Dutch Contributor Presentation: Jan Troost

  Part of Brave New World Exhibition

In this video Jan Troost  of the Kreukel Collectief talks about an old t-shirt he found that takes him back to his days of protesting about genetic screening at various genetics conferences.

[Jan Troost translated into English from the video] Yes. This is a very old T-shirt. Luckily my wife hadn’t thrown it out yet. It was made in the 1990s.

close-up photograph of an older white male wearing a t-shirt with the words 'Fair Game' printed on it under a bullseye.

Fair Game T-Shirt – Jan Troost

The first time I was confronted with ethics was in Pavia, during a congress of the Osteogenesis Imperfecta Foundation I attended. At that time a doctor approached me and said:

“This is my first time seeing an actual person with O.I. instead of under a microscope.”

That startled me, to be honest. I decided with a WIG group in Nijmegen, Yvon Bakker en Michelle Goore en Hans, to start the action group FAIR GAME. For those who can’t see the picture: the T-shirt has a bull’s eye with FAIR GAME? underneath. The bull’s eye has a DNA helix in the middle. The fact of the matter is I have a hereditary disability with a 50% chance of inheritance. I married in 1988. In 1990 we thought:

“It’s time for people with disabilities to formulate their own vision.”

At the time that did not really happen. PSLP had meetings we disrupted with these T-shirts. Because they involved the parents and medical specialists. But people with disabilities never got the floor. In 1994 we organised the symposium ‘Child To Order’ in De Lindenberg in Nijmegen. Peter van Ingen, a Dutch journalist, caught wind of it and joined too. It was actually the first time that people with disabilities shared their own vision. It was often said:

“Listen up, if you can avoid this…”

All the while side-eying me:

“… that’s not a bad thing, right? … “We can prevent a lot of suffering.”

The lists for genetic screening got longer and longer. ‘The Perfect Child’, a book that was published at the time by Doctor Jansen who said that Down syndrome was incompatible with life. Yvon had a muscular disease, Michelle had spina bifida, So we thought:

“Well … We’re not talking about you, of course!”

> _Given entries_

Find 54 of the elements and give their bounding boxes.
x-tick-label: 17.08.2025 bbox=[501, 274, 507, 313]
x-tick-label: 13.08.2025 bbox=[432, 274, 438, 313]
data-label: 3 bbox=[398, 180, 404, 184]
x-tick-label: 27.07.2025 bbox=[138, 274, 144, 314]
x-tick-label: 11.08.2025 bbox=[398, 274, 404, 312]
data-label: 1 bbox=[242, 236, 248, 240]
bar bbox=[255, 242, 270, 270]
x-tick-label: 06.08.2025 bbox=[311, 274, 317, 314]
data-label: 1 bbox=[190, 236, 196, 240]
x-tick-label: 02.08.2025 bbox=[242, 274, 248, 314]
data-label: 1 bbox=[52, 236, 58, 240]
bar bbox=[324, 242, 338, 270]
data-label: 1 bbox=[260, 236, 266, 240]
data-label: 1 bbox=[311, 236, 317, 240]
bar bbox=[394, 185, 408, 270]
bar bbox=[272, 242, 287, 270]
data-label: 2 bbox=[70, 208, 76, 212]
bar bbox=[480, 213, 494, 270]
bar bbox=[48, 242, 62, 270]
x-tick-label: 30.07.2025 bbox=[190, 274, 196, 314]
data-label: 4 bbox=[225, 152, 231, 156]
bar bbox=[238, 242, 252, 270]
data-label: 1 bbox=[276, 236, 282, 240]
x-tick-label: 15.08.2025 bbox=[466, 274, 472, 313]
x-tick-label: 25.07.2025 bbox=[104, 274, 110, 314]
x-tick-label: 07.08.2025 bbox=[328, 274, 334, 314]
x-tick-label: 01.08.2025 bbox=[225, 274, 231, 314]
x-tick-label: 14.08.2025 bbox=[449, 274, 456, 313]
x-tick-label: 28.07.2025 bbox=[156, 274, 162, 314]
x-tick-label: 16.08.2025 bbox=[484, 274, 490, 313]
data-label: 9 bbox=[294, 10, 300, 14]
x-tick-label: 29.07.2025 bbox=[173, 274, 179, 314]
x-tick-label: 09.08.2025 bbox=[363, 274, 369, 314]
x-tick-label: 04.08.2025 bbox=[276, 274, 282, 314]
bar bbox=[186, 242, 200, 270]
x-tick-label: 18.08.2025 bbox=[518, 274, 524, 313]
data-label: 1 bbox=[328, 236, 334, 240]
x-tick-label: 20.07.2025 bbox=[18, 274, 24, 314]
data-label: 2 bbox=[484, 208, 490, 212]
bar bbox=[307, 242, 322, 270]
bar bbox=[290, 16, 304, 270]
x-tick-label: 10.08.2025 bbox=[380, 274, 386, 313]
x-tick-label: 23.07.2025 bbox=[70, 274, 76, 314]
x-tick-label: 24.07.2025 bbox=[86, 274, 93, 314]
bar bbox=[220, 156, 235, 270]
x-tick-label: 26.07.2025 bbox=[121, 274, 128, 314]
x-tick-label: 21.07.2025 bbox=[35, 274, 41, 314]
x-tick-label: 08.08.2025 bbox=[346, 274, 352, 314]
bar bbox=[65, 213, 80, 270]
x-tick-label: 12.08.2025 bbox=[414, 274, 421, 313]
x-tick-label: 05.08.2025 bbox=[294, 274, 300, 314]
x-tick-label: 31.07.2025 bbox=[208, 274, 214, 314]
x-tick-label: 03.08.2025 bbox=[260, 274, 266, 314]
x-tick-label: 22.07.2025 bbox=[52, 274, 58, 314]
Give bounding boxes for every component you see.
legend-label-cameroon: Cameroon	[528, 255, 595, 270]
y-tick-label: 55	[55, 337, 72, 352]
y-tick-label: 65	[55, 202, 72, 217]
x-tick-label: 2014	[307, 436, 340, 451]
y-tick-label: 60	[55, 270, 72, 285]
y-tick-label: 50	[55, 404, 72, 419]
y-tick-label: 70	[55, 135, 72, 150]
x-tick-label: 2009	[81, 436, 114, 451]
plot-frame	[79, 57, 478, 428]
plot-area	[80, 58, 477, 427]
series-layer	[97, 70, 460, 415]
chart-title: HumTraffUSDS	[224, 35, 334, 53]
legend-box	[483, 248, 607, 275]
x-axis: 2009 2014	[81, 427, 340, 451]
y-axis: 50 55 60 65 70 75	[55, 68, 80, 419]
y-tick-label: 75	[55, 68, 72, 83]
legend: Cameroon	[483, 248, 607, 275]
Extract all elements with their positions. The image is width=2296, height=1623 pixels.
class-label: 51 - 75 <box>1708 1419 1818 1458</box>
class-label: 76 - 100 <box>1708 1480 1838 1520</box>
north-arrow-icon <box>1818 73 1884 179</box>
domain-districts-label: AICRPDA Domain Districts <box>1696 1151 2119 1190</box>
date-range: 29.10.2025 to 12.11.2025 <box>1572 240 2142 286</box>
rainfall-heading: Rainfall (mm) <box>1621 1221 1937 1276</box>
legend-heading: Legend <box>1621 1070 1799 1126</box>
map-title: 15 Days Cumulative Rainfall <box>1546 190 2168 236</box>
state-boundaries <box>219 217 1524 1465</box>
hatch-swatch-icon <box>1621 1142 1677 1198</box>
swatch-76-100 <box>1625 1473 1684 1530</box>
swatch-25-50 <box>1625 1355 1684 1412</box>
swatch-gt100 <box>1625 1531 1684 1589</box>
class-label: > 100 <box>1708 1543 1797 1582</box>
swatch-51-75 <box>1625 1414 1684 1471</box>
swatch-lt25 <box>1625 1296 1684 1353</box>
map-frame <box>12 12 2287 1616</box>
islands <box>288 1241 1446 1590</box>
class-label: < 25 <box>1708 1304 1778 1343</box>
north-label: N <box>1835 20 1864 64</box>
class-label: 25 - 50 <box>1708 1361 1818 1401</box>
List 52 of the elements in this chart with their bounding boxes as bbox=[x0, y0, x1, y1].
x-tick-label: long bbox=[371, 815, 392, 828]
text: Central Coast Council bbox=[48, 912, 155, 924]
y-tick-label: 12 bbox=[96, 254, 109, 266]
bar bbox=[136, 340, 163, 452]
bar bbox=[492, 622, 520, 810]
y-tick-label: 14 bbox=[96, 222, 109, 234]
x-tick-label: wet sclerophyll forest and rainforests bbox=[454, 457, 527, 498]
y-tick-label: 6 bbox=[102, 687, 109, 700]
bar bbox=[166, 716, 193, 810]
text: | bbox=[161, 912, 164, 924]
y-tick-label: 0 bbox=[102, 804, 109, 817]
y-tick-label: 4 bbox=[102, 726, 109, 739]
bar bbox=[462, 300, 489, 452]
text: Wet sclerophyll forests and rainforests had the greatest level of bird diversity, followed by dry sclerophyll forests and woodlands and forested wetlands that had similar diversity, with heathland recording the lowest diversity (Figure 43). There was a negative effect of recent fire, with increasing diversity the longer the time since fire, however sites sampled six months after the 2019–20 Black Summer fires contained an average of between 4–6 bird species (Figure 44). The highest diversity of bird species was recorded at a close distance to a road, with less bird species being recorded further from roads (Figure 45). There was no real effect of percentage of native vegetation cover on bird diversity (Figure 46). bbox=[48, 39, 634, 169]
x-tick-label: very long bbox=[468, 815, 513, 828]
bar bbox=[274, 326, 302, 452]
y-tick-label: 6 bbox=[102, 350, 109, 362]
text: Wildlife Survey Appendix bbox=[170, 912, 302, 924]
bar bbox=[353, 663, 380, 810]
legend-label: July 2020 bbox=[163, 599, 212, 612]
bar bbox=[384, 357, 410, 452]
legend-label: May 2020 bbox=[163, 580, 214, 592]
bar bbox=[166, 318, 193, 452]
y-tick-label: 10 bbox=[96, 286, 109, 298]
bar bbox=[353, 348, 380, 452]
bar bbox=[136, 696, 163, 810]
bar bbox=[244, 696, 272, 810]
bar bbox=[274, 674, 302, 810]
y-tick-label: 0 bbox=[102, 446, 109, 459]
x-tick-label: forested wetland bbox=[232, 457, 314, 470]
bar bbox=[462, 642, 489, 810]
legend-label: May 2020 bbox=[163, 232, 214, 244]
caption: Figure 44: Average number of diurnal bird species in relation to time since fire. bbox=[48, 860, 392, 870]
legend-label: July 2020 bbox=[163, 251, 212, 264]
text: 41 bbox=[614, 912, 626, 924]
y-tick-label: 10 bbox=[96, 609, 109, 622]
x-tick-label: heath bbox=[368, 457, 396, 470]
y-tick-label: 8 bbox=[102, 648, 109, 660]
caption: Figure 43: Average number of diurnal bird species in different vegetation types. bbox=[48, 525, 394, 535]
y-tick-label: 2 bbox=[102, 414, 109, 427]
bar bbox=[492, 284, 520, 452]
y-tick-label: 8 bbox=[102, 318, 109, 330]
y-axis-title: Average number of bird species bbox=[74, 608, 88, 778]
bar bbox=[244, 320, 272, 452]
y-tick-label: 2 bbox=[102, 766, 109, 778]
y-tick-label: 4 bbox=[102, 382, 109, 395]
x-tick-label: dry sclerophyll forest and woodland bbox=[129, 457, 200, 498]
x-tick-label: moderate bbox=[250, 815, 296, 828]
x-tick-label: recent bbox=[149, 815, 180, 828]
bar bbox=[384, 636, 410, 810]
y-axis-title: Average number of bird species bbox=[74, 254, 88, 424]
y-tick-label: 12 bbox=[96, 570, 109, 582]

> _Task requirements_
1. Condense the paragraph of the presentation that begins "At the time that did not really happen" into a short bulleted list that keeps its main facts.
2. Echo, word for word, the stretch of the presentation from "Part of Brave" through "various genetics conferences.".

> _Replies_
1.
- They disrupted PSLP meetings wearing these T-shirts.
- Those meetings included parents and medical specialists, but people with disabilities never got the floor.
- In 1994 they organized the symposium "Child To Order" at De Lindenberg in Nijmegen.
- Dutch journalist Peter van Ingen heard about it and joined.
- It was the first time people with disabilities shared their own vision.

2.
Part of Brave New World Exhibition

In this video Jan Troost  of the Kreukel Collectief talks about an old t-shirt he found that takes him back to his days of protesting about genetic screening at various genetics conferences.